[start]

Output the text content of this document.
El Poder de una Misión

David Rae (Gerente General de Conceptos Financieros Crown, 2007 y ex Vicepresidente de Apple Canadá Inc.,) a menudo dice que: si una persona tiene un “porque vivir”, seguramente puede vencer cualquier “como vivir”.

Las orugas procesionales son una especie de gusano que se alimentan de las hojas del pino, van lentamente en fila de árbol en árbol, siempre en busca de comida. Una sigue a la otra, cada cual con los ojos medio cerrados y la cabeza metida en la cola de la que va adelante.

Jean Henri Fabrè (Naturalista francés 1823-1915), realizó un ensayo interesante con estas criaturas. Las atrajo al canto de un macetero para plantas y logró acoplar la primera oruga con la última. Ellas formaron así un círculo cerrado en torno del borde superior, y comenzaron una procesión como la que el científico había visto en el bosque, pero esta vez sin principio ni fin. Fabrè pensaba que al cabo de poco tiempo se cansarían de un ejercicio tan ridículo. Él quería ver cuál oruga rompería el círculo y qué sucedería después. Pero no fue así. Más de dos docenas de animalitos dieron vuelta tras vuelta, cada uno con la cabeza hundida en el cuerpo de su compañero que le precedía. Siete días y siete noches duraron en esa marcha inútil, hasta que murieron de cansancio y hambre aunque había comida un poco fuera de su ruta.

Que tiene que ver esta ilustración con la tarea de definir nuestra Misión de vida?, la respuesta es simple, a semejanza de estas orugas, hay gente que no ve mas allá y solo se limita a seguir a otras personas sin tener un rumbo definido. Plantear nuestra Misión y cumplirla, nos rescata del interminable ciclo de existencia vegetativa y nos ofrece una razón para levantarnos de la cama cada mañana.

[end]

> **Objective**:
Copy out each line of the listing that holds "tiene".

> **Result of this exercise**:
David Rae (Gerente General de Conceptos Financieros Crown, 2007 y ex Vicepresidente de Apple Canadá Inc.,) a menudo dice que: si una persona tiene un “porque vivir”, seguramente puede vencer cualquier “como vivir”.
Que tiene que ver esta ilustración con la tarea de definir nuestra Misión de vida?, la respuesta es simple, a semejanza de estas orugas, hay gente que no ve mas allá y solo se limita a seguir a otras personas sin tener un rumbo definido. Plantear nuestra Misión y cumplirla, nos rescata del interminable ciclo de existencia vegetativa y nos ofrece una razón para levantarnos de la cama cada mañana.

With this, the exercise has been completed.